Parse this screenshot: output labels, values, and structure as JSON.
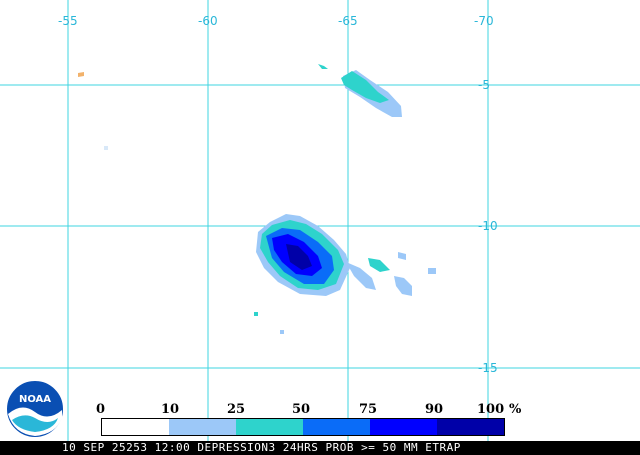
{
  "map": {
    "longitude_labels": [
      "-55",
      "-60",
      "-65",
      "-70"
    ],
    "latitude_labels": [
      "-5",
      "-10",
      "-15"
    ],
    "grid_color": "#3fd4e0",
    "label_color": "#2ab7d8"
  },
  "legend": {
    "ticks": [
      "0",
      "10",
      "25",
      "50",
      "75",
      "90",
      "100"
    ],
    "unit": "%",
    "colors": [
      "#ffffff",
      "#9cc8f8",
      "#2ed3cc",
      "#0a6cf8",
      "#0000ff",
      "#0000a8"
    ]
  },
  "caption": "10 SEP 25253 12:00 DEPRESSION3 24HRS PROB >= 50 MM ETRAP",
  "logo": {
    "text": "NOAA"
  }
}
◆ ◆ ◆ ◆ ◆
Without the pictures, reproduce every line of the records above exactly.

Parse this screenshot: output labels, values, and structure as JSON.
{
  "map": {
    "longitude_labels": [
      "-55",
      "-60",
      "-65",
      "-70"
    ],
    "latitude_labels": [
      "-5",
      "-10",
      "-15"
    ],
    "grid_color": "#3fd4e0",
    "label_color": "#2ab7d8"
  },
  "legend": {
    "ticks": [
      "0",
      "10",
      "25",
      "50",
      "75",
      "90",
      "100"
    ],
    "unit": "%",
    "colors": [
      "#ffffff",
      "#9cc8f8",
      "#2ed3cc",
      "#0a6cf8",
      "#0000ff",
      "#0000a8"
    ]
  },
  "caption": "10 SEP 25253 12:00 DEPRESSION3 24HRS PROB >= 50 MM ETRAP",
  "logo": {
    "text": "NOAA"
  }
}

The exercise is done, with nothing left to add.